• Set exercise:
Check every line below for the word "block" and copy the ones that have it.

• Available records:
--- START ---

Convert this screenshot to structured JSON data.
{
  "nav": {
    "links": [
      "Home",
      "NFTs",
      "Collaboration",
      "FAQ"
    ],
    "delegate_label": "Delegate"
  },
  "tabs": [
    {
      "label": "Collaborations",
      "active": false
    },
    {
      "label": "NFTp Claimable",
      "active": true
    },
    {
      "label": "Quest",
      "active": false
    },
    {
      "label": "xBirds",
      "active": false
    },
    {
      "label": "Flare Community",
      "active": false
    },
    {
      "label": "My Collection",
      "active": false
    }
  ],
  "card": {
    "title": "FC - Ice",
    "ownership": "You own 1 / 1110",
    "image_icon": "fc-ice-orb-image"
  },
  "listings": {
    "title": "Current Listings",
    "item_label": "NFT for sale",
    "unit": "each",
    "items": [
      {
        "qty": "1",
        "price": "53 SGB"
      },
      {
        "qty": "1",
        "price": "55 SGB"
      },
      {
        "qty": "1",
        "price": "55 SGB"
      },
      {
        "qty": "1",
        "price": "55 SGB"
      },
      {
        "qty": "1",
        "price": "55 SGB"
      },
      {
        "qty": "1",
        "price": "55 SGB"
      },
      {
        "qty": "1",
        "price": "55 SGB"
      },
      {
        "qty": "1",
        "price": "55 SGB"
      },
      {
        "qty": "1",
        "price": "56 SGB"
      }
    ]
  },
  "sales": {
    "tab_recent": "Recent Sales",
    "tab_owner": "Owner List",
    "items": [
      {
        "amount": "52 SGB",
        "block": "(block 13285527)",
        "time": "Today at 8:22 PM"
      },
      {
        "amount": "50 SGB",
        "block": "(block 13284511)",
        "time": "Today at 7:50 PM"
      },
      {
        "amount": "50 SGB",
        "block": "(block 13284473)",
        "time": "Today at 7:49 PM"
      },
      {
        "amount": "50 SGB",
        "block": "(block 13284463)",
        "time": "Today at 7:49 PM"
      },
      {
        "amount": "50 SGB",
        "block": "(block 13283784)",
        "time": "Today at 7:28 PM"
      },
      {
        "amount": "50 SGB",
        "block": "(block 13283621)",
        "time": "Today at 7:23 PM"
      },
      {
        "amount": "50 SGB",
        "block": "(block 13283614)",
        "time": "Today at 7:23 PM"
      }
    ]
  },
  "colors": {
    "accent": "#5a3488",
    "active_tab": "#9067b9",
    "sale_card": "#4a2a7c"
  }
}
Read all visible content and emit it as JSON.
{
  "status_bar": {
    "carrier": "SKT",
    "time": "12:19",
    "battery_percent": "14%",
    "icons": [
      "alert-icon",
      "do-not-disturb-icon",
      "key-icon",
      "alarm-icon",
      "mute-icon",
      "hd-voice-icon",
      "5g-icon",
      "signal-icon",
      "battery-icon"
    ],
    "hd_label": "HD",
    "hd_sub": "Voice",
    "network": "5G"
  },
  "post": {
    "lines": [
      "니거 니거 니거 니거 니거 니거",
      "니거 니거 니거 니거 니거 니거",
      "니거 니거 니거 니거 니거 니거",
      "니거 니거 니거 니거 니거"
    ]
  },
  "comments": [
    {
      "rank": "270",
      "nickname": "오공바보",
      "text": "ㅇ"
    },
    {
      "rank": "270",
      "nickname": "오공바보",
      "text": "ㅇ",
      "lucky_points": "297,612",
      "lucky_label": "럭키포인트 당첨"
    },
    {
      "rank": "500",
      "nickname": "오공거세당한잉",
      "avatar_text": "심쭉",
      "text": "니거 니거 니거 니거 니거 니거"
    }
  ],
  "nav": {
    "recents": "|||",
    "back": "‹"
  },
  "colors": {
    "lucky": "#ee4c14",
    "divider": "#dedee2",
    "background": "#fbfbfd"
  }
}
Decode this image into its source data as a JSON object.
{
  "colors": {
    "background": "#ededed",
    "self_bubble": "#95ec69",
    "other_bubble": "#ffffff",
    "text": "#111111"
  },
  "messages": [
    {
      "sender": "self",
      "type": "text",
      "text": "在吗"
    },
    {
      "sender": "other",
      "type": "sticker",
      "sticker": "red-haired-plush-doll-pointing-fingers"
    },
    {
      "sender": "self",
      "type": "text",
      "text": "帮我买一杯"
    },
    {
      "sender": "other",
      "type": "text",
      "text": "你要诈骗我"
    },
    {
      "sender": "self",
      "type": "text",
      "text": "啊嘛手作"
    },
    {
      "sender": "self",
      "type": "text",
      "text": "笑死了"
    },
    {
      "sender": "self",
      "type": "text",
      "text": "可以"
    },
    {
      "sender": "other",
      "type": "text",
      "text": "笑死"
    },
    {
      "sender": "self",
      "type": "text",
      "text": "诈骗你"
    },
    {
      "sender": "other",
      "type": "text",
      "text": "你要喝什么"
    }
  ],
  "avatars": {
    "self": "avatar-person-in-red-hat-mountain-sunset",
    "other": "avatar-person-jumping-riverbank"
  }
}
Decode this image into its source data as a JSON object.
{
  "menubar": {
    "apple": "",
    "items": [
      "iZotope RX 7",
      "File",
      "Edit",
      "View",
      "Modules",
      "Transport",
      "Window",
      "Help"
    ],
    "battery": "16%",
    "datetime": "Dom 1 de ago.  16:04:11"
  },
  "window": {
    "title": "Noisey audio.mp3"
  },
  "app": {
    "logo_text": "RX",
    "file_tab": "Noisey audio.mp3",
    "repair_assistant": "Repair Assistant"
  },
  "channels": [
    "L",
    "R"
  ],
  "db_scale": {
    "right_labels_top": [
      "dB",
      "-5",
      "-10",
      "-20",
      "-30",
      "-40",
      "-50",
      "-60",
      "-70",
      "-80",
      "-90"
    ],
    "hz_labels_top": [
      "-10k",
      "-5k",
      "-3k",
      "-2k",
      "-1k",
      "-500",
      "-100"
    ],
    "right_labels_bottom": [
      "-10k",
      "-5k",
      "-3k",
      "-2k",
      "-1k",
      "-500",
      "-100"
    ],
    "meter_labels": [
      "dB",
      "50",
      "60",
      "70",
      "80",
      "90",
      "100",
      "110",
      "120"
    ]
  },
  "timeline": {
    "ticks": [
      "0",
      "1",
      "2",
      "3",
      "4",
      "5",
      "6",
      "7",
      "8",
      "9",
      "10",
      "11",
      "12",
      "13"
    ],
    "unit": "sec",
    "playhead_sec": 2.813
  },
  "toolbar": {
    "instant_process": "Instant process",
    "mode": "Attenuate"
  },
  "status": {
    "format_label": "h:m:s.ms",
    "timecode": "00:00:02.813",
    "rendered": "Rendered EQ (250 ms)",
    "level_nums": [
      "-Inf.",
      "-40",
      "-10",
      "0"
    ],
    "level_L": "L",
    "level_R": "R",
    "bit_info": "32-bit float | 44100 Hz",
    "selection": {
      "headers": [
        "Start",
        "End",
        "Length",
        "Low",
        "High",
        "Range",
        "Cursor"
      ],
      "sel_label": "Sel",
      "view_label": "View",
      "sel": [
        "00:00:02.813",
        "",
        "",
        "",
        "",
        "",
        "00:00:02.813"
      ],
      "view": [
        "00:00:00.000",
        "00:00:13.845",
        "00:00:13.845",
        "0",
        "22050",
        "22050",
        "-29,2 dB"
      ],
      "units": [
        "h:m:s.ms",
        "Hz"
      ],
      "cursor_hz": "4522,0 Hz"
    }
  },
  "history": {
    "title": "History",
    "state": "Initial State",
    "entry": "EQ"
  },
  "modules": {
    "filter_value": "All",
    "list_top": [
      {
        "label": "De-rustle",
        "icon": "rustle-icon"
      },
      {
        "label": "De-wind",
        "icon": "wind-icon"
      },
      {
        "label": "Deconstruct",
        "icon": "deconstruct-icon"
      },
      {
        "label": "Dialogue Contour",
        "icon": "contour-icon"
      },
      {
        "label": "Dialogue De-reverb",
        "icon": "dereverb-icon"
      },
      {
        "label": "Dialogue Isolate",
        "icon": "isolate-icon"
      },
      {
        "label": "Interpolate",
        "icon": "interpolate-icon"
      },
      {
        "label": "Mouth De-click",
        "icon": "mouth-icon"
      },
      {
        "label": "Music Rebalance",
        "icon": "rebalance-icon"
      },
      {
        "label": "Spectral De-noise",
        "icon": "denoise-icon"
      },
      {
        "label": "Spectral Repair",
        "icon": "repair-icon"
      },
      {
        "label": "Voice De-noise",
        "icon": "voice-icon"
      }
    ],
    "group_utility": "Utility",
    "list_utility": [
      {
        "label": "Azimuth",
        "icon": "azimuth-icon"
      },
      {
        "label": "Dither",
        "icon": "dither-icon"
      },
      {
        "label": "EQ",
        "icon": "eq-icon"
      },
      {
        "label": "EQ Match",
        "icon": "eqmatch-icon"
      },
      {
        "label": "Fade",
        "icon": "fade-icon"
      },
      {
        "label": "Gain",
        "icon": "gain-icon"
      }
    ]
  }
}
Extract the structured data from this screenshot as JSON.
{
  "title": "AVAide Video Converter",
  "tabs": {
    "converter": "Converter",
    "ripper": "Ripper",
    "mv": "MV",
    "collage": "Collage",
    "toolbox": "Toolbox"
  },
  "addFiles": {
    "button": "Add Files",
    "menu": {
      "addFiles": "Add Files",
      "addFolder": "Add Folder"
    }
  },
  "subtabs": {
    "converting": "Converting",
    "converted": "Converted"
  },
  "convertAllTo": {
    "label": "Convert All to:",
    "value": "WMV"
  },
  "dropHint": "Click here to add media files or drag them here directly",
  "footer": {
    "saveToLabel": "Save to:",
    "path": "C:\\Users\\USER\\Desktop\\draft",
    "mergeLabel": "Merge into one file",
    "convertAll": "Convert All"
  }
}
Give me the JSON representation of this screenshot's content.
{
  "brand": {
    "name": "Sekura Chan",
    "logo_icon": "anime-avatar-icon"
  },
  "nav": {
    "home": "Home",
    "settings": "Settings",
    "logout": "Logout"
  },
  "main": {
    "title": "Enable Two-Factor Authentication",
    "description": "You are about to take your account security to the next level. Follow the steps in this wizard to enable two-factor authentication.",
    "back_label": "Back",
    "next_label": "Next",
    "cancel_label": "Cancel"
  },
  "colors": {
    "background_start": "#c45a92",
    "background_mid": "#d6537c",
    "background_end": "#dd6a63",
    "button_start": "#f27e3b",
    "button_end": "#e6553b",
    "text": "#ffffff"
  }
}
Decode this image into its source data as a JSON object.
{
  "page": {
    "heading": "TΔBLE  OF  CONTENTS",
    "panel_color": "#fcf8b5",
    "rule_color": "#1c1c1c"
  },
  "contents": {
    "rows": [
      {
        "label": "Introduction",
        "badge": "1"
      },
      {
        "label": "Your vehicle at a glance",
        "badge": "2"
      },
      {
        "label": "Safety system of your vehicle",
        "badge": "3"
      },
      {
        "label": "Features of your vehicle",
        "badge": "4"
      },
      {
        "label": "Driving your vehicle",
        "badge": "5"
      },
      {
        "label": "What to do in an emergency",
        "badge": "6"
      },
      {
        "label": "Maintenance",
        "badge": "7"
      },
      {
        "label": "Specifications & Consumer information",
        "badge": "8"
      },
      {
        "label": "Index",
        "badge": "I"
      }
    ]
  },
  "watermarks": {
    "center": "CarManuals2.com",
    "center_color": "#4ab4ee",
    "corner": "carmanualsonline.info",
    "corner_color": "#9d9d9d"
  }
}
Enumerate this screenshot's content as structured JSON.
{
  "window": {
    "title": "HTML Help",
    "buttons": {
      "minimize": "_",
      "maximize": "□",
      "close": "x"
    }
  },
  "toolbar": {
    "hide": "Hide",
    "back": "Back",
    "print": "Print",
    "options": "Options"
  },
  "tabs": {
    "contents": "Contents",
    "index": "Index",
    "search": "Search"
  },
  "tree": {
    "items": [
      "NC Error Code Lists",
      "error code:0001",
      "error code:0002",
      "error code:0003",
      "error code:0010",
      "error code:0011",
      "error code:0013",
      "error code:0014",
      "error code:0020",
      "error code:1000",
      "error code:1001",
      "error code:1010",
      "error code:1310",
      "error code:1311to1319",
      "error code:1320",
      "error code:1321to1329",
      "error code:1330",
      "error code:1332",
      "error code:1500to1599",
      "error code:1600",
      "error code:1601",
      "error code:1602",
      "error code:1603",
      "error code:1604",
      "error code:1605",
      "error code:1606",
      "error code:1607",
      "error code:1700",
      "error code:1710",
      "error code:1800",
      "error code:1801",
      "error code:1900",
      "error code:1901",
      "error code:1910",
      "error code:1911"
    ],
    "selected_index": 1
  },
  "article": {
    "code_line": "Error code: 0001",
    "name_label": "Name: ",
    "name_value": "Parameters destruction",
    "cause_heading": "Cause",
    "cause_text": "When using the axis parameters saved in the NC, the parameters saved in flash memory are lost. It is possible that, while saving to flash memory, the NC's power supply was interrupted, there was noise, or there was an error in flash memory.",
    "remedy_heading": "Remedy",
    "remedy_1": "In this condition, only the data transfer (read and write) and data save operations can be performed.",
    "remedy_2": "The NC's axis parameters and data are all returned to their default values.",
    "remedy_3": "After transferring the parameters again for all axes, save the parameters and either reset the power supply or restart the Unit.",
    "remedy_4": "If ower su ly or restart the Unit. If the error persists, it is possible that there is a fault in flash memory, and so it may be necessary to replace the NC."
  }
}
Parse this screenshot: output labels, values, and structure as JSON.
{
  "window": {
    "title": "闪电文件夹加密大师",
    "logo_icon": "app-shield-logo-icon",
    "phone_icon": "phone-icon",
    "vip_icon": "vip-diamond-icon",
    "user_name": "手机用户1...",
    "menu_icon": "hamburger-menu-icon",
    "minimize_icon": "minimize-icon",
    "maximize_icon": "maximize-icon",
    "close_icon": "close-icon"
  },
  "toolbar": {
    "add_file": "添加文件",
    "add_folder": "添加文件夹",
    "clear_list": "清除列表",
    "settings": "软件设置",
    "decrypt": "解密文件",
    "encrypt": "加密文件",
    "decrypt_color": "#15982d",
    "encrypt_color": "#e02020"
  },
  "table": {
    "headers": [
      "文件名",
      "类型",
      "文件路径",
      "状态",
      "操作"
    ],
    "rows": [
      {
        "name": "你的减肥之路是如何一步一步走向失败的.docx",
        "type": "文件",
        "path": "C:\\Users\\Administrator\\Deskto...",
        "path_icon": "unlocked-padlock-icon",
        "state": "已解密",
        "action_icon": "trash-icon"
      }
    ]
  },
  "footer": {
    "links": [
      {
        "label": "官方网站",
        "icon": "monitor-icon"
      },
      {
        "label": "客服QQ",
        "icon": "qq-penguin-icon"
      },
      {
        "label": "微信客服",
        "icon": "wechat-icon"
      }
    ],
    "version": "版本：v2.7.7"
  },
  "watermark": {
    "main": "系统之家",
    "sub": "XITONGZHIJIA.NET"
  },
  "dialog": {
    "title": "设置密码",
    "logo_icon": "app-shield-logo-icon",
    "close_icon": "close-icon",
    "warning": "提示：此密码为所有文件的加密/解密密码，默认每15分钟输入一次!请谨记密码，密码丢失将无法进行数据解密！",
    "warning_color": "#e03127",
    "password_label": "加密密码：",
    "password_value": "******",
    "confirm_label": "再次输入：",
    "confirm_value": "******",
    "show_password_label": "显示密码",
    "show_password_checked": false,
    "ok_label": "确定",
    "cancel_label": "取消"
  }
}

--- END ---

• In response:
        "block": "(block 13285527)",
        "block": "(block 13284511)",
        "block": "(block 13284473)",
        "block": "(block 13284463)",
        "block": "(block 13283784)",
        "block": "(block 13283621)",
        "block": "(block 13283614)",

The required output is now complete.